Train for Home – Merrill Lynch telecommuting traing – Company Operations
Phil Albinus
Before sending workers home, Merrill Lynch sends them to school
TYPICALLY, WHEN SENDING EMPLOYEES home to telework, most companies provide little more than the necessary computer equipment and perhaps some general guidelines for getting started. Not Merrill Lynch. A longtime proponent of teleworking, the financial giant has established three specialized home office simulation labs–in Jacksonville, Fla.; Somerset, N.J.; and the World Financial Center in Manhattan–where it trains about 150 employees each year. Students learn how to troubleshoot their high-tech equipment, connect to the corporate server to retrieve e-mail and transfer files, and how to work productively with coworkers back at the office.
As a way to improve his concentration on the job, Tom Reed, a Merrill Lynch program analyst, recently requested to work from his Lawrenceville, N.J., home two days a week. “I think it’ll be a more productive environment,” Reed says. His supervisor, who had begun teleworking one day per week a few months prior, agrees, and has signed Reed up for Merrill Lynch’s six-day Work at Home training course.

★ ★ ★ ★ ★ ★ ★

■ Task goal ■
Resume the article on Merrill Lynch's home-office training for teleworkers, continuing it after its last sentence.

■ Record extracts ■
★ ★ ★ ★ ★ ★ ★

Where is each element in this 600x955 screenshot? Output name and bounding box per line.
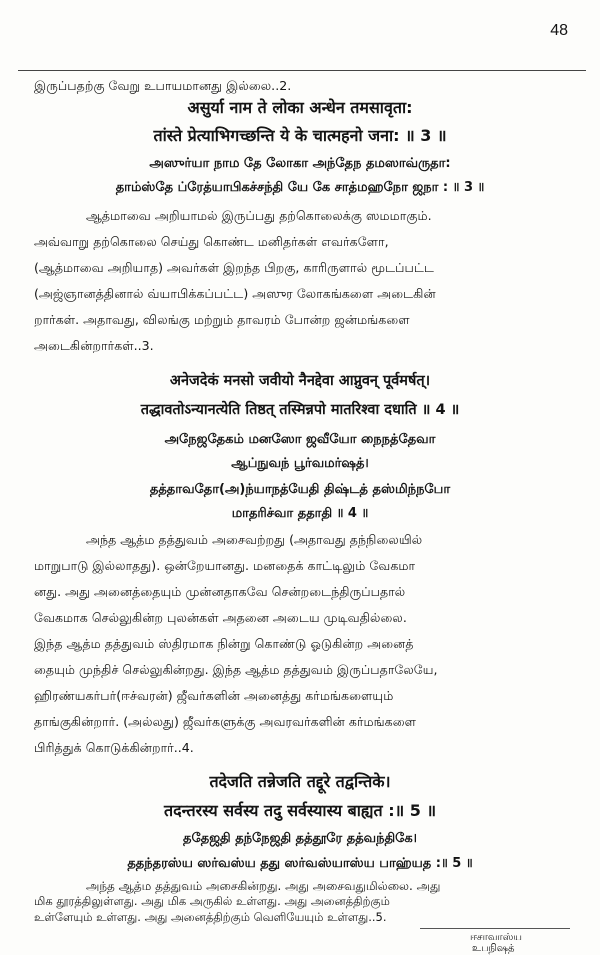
- header-rule: [18, 70, 586, 71]
- footer-title-line-1: ஈசாவாஸ்ய: [470, 932, 522, 943]
- verse5-sanskrit-line-2: तदन्तरस्य सर्वस्य तदु सर्वस्यास्य बाह्यत :॥ 5 ॥: [163, 801, 437, 820]
- verse4-commentary-line: இந்த ஆத்ம தத்துவம் ஸ்திரமாக நின்று கொண்டு ஓடுகின்ற அனைத்: [34, 636, 414, 651]
- verse5-tamil-line-1: ததேஜதி தந்நேஜதி தத்தூரே தத்வந்திகே।: [183, 831, 417, 846]
- verse5-commentary-line: அந்த ஆத்ம தத்துவம் அசைகின்றது. அது அசைவதுமில்லை. அது: [86, 879, 441, 893]
- verse4-commentary-line: னது. அது அனைத்தையும் முன்னதாகவே சென்றடைந்திருப்பதால்: [34, 584, 406, 599]
- page-number: 48: [550, 22, 568, 39]
- verse3-commentary-line: றார்கள். அதாவது, விலங்கு மற்றும் தாவரம் போன்ற ஜன்மங்களை: [34, 312, 410, 327]
- verse3-tamil-line-2: தாம்ஸ்தே ப்ரேத்யாபிகச்சந்தி யே கே சாத்மஹநோ ஜநா : ॥ 3 ॥: [115, 180, 485, 195]
- verse3-commentary-line: (அஜ்ஞானத்தினால் வ்யாபிக்கப்பட்ட) அஸுர லோகங்களை அடைகின்: [34, 286, 436, 301]
- verse5-tamil-line-2: ததந்தரஸ்ய ஸர்வஸ்ய தது ஸர்வஸ்யாஸ்ய பாஹ்யத :॥ 5 ॥: [127, 856, 473, 871]
- verse4-commentary-line: பிரித்துக் கொடுக்கின்றார்..4.: [34, 740, 194, 755]
- footer-title-line-2: உபநிஷத்: [472, 943, 515, 954]
- verse4-sanskrit-line-2: तद्धावतोऽन्यानत्येति तिष्ठत् तस्मिन्नपो मातरिश्वा दधाति ॥ 4 ॥: [140, 402, 460, 418]
- verse4-commentary-line: அந்த ஆத்ம தத்துவம் அசைவற்றது (அதாவது தந்நிலையில்: [86, 532, 423, 547]
- verse4-commentary-line: தையும் முந்திச் செல்லுகின்றது. இந்த ஆத்ம தத்துவம் இருப்பதாலேயே,: [34, 662, 438, 677]
- verse3-sanskrit-line-2: तांस्ते प्रेत्याभिगच्छन्ति ये के चात्महनो जना: ॥ 3 ॥: [153, 126, 447, 145]
- verse3-commentary-line: அடைகின்றார்கள்..3.: [34, 338, 154, 353]
- verse5-commentary-line: மிக தூரத்திலுள்ளது. அது மிக அருகில் உள்ளது. அது அனைத்திற்கும்: [34, 894, 390, 908]
- verse4-tamil-line-3: தத்தாவதோ(அ)ந்யாநத்யேதி திஷ்டத் தஸ்மிந்நபோ: [149, 482, 451, 497]
- verse4-tamil-line-4: மாதரிச்வா ததாதி ॥ 4 ॥: [231, 506, 369, 521]
- verse4-tamil-line-1: அநேஜதேகம் மனஸோ ஜவீயோ நைநத்தேவா: [164, 432, 436, 447]
- verse4-sanskrit-line-1: अनेजदेकं मनसो जवीयो नैनद्देवा आप्नुवन् पूर्वमर्षत्।: [169, 373, 431, 389]
- verse3-commentary-line: ஆத்மாவை அறியாமல் இருப்பது தற்கொலைக்கு ஸமமாகும்.: [86, 208, 432, 223]
- verse3-tamil-line-1: அஸுர்யா நாம தே லோகா அந்தேந தமஸாவ்ருதா:: [149, 156, 451, 171]
- verse5-sanskrit-line-1: तदेजति तन्नेजति तद्दूरे तद्वन्तिके।: [209, 772, 391, 791]
- verse4-tamil-line-2: ஆப்நுவந் பூர்வமர்ஷத்।: [231, 456, 369, 471]
- verse4-commentary-line: மாறுபாடு இல்லாதது). ஒன்றேயானது. மனதைக் காட்டிலும் வேகமா: [34, 558, 416, 573]
- verse5-commentary-line: உள்ளேயும் உள்ளது. அது அனைத்திற்கும் வெளியேயும் உள்ளது..5.: [34, 910, 387, 924]
- verse3-commentary-line: அவ்வாறு தற்கொலை செய்து கொண்ட மனிதர்கள் எவர்களோ,: [34, 234, 389, 249]
- verse4-commentary-line: வேகமாக செல்லுகின்ற புலன்கள் அதனை அடைய முடிவதில்லை.: [34, 610, 407, 625]
- verse4-commentary-line: ஹிரண்யகர்பர்(ஈச்வரன்) ஜீவர்களின் அனைத்து கர்மங்களையும்: [34, 688, 394, 703]
- footer-rule: [420, 928, 570, 929]
- verse3-commentary-line: (ஆத்மாவை அறியாத) அவர்கள் இறந்த பிறகு, காரிருளால் மூடப்பட்ட: [34, 260, 434, 275]
- verse4-commentary-line: தாங்குகின்றார். (அல்லது) ஜீவர்களுக்கு அவரவர்களின் கர்மங்களை: [34, 714, 417, 729]
- verse3-sanskrit-line-1: असुर्या नाम ते लोका अन्धेन तमसावृता:: [187, 98, 413, 117]
- intro-line: இருப்பதற்கு வேறு உபாயமானது இல்லை..2.: [34, 78, 292, 93]
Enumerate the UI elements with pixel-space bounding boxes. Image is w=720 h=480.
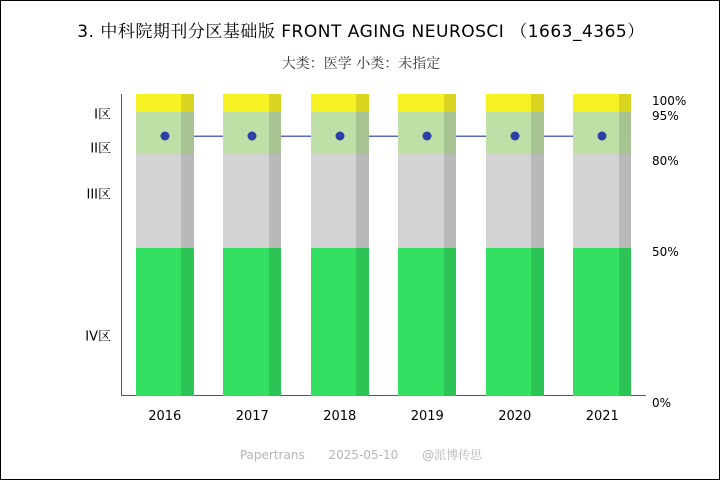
footer-brand: Papertrans [239, 448, 305, 462]
footer-date: 2025-05-10 [328, 448, 399, 462]
x-tick-label: 2021 [585, 409, 619, 424]
page-title: 3. 中科院期刊分区基础版 FRONT AGING NEUROSCI （1663_4365） [77, 22, 645, 42]
footer-account: @派博传思 [422, 448, 483, 462]
x-tick-label: 2016 [148, 409, 182, 424]
bar-shade [356, 94, 369, 396]
marker-dot[interactable] [598, 132, 607, 141]
marker-dot[interactable] [160, 132, 169, 141]
zone-label: I区 [94, 107, 111, 123]
bar-shade [269, 94, 282, 396]
marker-dot[interactable] [423, 132, 432, 141]
zone-label: II区 [90, 141, 111, 157]
plot-area [121, 94, 646, 396]
bar-shade [181, 94, 194, 396]
marker-dot[interactable] [510, 132, 519, 141]
marker-dot[interactable] [335, 132, 344, 141]
y-tick-label: 50% [652, 245, 679, 259]
y-tick-label: 95% [652, 109, 679, 124]
marker-line [121, 94, 646, 396]
footer-credits [1, 446, 720, 463]
x-tick-label: 2019 [410, 409, 444, 424]
zone-label: IV区 [85, 329, 111, 345]
y-axis-left-labels [1, 94, 119, 396]
marker-dot[interactable] [248, 132, 257, 141]
y-axis-right-labels [648, 94, 718, 410]
x-axis-labels [121, 401, 646, 425]
y-tick-label: 0% [652, 396, 672, 410]
y-tick-label: 100% [652, 94, 687, 108]
chart-subtitle: 大类：医学 小类：未指定 [281, 56, 441, 72]
bar-shade [619, 94, 632, 396]
x-tick-label: 2018 [323, 409, 357, 424]
zone-label: III区 [86, 187, 111, 203]
x-tick-label: 2020 [498, 409, 532, 424]
y-tick-label: 80% [652, 154, 679, 169]
x-tick-label: 2017 [235, 409, 269, 424]
bar-shade [531, 94, 544, 396]
bar-shade [444, 94, 457, 396]
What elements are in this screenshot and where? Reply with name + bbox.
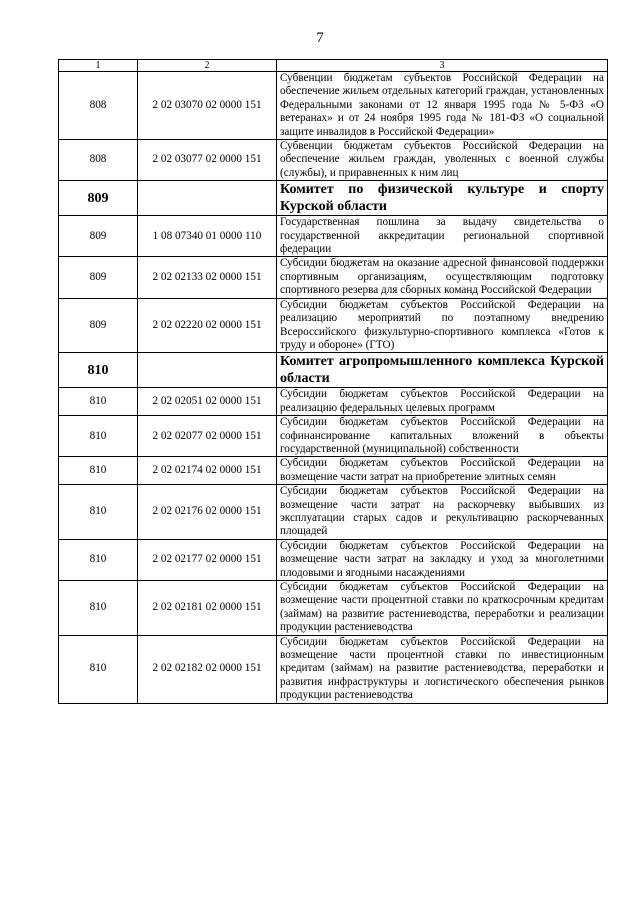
- column-header: 2: [138, 60, 277, 72]
- description-cell: Субсидии бюджетам субъектов Российской Федерации на софинансирование капитальных вложений в объекты государственной (муниципальной) собственности: [277, 416, 608, 457]
- admin-code-cell: 809: [59, 298, 138, 353]
- description-cell: Субсидии бюджетам субъектов Российской Федерации на возмещение части процентной ставки по краткосрочным кредитам (займам) на развитие растениеводства, переработки и реализации продукции растениеводства: [277, 581, 608, 636]
- column-header: 1: [59, 60, 138, 72]
- revenue-code-cell: 2 02 02220 02 0000 151: [138, 298, 277, 353]
- table-header-row: [59, 60, 608, 72]
- table-row: [59, 72, 608, 140]
- description-cell: Субсидии бюджетам субъектов Российской Федерации на возмещение части затрат на раскорчевку выбывших из эксплуатации старых садов и рекультивацию раскорчеванных площадей: [277, 485, 608, 540]
- table-row: [59, 581, 608, 636]
- description-cell: Субсидии бюджетам субъектов Российской Федерации на реализацию мероприятий по поэтапному внедрению Всероссийского физкультурно-спортивного комплекса «Готов к труду и обороне» (ГТО): [277, 298, 608, 353]
- revenue-code-cell: [138, 353, 277, 388]
- table-row: [59, 216, 608, 257]
- table-row: [59, 416, 608, 457]
- table-row: [59, 298, 608, 353]
- revenue-code-cell: 1 08 07340 01 0000 110: [138, 216, 277, 257]
- section-title-cell: Комитет агропромышленного комплекса Курской области: [277, 353, 608, 388]
- admin-code-cell: 809: [59, 257, 138, 298]
- column-header: 3: [277, 60, 608, 72]
- description-cell: Государственная пошлина за выдачу свидетельства о государственной аккредитации региональной спортивной федерации: [277, 216, 608, 257]
- admin-code-cell: 808: [59, 72, 138, 140]
- revenue-codes-table: [58, 59, 608, 704]
- section-title-cell: Комитет по физической культуре и спорту Курской области: [277, 181, 608, 216]
- admin-code-cell: 810: [59, 416, 138, 457]
- revenue-code-cell: 2 02 02051 02 0000 151: [138, 388, 277, 416]
- revenue-code-cell: 2 02 02174 02 0000 151: [138, 457, 277, 485]
- description-cell: Субсидии бюджетам на оказание адресной финансовой поддержки спортивным организациям, осуществляющим подготовку спортивного резерва для сборных команд Российской Федерации: [277, 257, 608, 298]
- table-row: [59, 257, 608, 298]
- page-number: 7: [316, 30, 324, 46]
- table-row: [59, 635, 608, 703]
- table-row: [59, 485, 608, 540]
- revenue-code-cell: 2 02 03077 02 0000 151: [138, 140, 277, 181]
- admin-code-cell: 809: [59, 181, 138, 216]
- table-row: [59, 140, 608, 181]
- admin-code-cell: 810: [59, 581, 138, 636]
- revenue-code-cell: 2 02 03070 02 0000 151: [138, 72, 277, 140]
- admin-code-cell: 810: [59, 388, 138, 416]
- description-cell: Субсидии бюджетам субъектов Российской Федерации на реализацию федеральных целевых программ: [277, 388, 608, 416]
- table-row: [59, 539, 608, 580]
- description-cell: Субсидии бюджетам субъектов Российской Федерации на возмещение части затрат на закладку и уход за многолетними плодовыми и ягодными насаждениями: [277, 539, 608, 580]
- section-row: [59, 181, 608, 216]
- revenue-code-cell: 2 02 02182 02 0000 151: [138, 635, 277, 703]
- admin-code-cell: 810: [59, 353, 138, 388]
- revenue-code-cell: 2 02 02177 02 0000 151: [138, 539, 277, 580]
- revenue-code-cell: [138, 181, 277, 216]
- admin-code-cell: 810: [59, 457, 138, 485]
- table-row: [59, 388, 608, 416]
- section-row: [59, 353, 608, 388]
- admin-code-cell: 810: [59, 539, 138, 580]
- revenue-code-cell: 2 02 02133 02 0000 151: [138, 257, 277, 298]
- description-cell: Субвенции бюджетам субъектов Российской Федерации на обеспечение жильем граждан, уволенных с военной службы (службы), и приравненных к ним лиц: [277, 140, 608, 181]
- revenue-code-cell: 2 02 02181 02 0000 151: [138, 581, 277, 636]
- admin-code-cell: 810: [59, 485, 138, 540]
- description-cell: Субсидии бюджетам субъектов Российской Федерации на возмещение части процентной ставки по инвестиционным кредитам (займам) на развитие растениеводства, переработки и развития инфраструктуры и логистического обеспечения рынков продукции растениеводства: [277, 635, 608, 703]
- admin-code-cell: 810: [59, 635, 138, 703]
- description-cell: Субсидии бюджетам субъектов Российской Федерации на возмещение части затрат на приобретение элитных семян: [277, 457, 608, 485]
- admin-code-cell: 809: [59, 216, 138, 257]
- description-cell: Субвенции бюджетам субъектов Российской Федерации на обеспечение жильем отдельных категорий граждан, установленных Федеральными законами от 12 января 1995 года № 5-ФЗ «О ветеранах» и от 24 ноября 1995 года № 181-ФЗ «О социальной защите инвалидов в Российской Федерации»: [277, 72, 608, 140]
- table-row: [59, 457, 608, 485]
- revenue-code-cell: 2 02 02077 02 0000 151: [138, 416, 277, 457]
- admin-code-cell: 808: [59, 140, 138, 181]
- revenue-code-cell: 2 02 02176 02 0000 151: [138, 485, 277, 540]
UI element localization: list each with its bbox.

★ ★ ★ ★ ★ ★ ★

■ Response to this task ■
Back to School The lab classroom can hold up to 12 students. A glass wall looks out onto a main hallway and the mailroom, providing distractions that “teleworkers need to learn to deal with” after being accustomed to an office environment, notes Merrill Lynch spokesperson Eileen Keyes, also a part-time teleworker.
On the first day of class, each student receives a notebook computer, docking station, and accessories for dialing in to the corporate server. Trainees “learn about their hardware, how to take it apart and put it back together,” says Kemiko Lawrence, a senior technical coordinator for Merrill Lynch and the home office lab simulation instructor for the Somerset lab. “They learn how to connect remotely [and] plug the monitor into the docking station along with the power cords and the UPS [uninterruptible power supply]. We also teach them to save their work as part of a disaster recovery mechanism,” she adds.
The classroom’s PC expertise runs the gamut. “Being a programmer doesn’t mean you know everything about a PC,” Lawrence explains. Reed agrees: Even with more than 10 years of software programming under his belt, he admits he found the crash course on computer maintenance helpful.
During the remainder of the week, students work in the lab as if they were at home. If Reed or another trainee needs to speak with a coworker, for instance, he isn’t permitted to leave the lab and visit the person in their office, but instead must make contact via e-mail or phone. However, students aren’t allowed to come into the simulation lab in sweats and a bathrobe, adds Keyes: “We’re trying to dispel that image.”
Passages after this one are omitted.